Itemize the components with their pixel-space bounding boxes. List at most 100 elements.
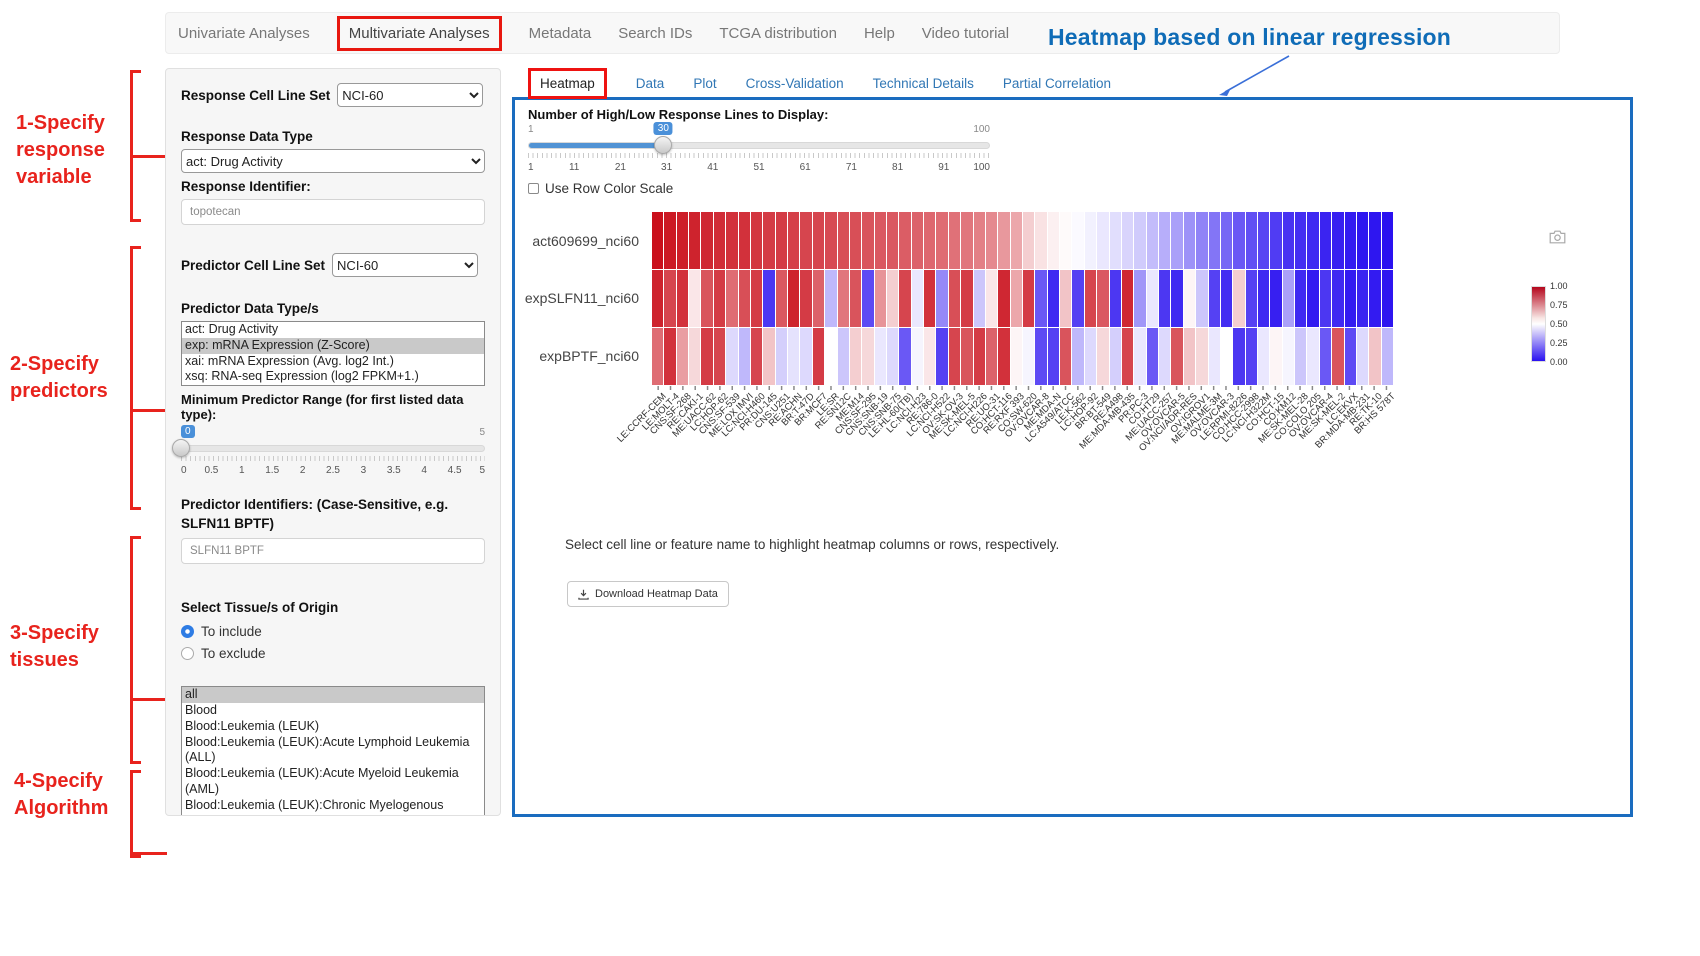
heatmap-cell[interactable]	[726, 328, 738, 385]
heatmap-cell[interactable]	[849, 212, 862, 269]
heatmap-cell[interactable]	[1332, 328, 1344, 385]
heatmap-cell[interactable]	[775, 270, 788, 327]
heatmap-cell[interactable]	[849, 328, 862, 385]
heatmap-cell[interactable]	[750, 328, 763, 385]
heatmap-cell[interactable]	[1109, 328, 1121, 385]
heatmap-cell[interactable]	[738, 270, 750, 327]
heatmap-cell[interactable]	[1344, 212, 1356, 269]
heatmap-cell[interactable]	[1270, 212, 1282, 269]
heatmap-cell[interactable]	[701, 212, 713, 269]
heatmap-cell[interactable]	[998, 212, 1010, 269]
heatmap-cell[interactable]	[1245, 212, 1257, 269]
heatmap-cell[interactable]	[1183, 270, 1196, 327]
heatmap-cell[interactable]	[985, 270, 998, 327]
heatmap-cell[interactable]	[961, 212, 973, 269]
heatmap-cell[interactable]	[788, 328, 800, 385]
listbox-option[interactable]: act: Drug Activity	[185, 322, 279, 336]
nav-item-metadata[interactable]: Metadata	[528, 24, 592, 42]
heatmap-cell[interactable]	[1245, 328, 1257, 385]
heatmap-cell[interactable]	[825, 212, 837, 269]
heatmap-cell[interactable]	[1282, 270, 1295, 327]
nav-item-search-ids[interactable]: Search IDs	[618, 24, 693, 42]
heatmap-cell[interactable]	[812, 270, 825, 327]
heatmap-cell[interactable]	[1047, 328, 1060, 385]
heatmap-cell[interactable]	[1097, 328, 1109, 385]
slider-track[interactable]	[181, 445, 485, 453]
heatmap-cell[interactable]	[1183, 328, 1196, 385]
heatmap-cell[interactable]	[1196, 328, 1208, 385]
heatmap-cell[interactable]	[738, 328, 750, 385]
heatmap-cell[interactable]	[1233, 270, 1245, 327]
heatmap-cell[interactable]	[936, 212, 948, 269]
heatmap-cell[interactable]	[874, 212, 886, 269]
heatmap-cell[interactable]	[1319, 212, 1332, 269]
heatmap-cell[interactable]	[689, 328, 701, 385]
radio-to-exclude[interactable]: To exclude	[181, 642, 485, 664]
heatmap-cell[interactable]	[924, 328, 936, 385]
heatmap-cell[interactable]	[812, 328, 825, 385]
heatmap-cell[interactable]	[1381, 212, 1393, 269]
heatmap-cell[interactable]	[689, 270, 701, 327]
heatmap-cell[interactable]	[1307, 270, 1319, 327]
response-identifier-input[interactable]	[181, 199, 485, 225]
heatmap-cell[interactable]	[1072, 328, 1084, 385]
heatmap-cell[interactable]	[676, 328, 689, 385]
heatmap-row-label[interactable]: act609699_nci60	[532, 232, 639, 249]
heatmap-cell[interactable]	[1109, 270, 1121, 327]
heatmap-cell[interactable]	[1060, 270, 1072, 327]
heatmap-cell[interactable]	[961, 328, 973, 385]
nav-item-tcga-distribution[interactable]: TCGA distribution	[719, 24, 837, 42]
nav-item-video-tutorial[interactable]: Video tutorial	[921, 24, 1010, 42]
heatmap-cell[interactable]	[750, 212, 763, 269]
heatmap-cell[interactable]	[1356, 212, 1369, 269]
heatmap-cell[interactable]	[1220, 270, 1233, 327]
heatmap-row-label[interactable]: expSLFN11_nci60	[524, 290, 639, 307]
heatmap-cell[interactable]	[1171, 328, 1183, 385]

● ● ● ● ●

## What to work on
Pull out each line of the material above that contains the string "label".

## Finished answer
heatmap-row-label[interactable]: act609699_nci60	[532, 232, 639, 249]
heatmap-row-label[interactable]: expSLFN11_nci60	[524, 290, 639, 307]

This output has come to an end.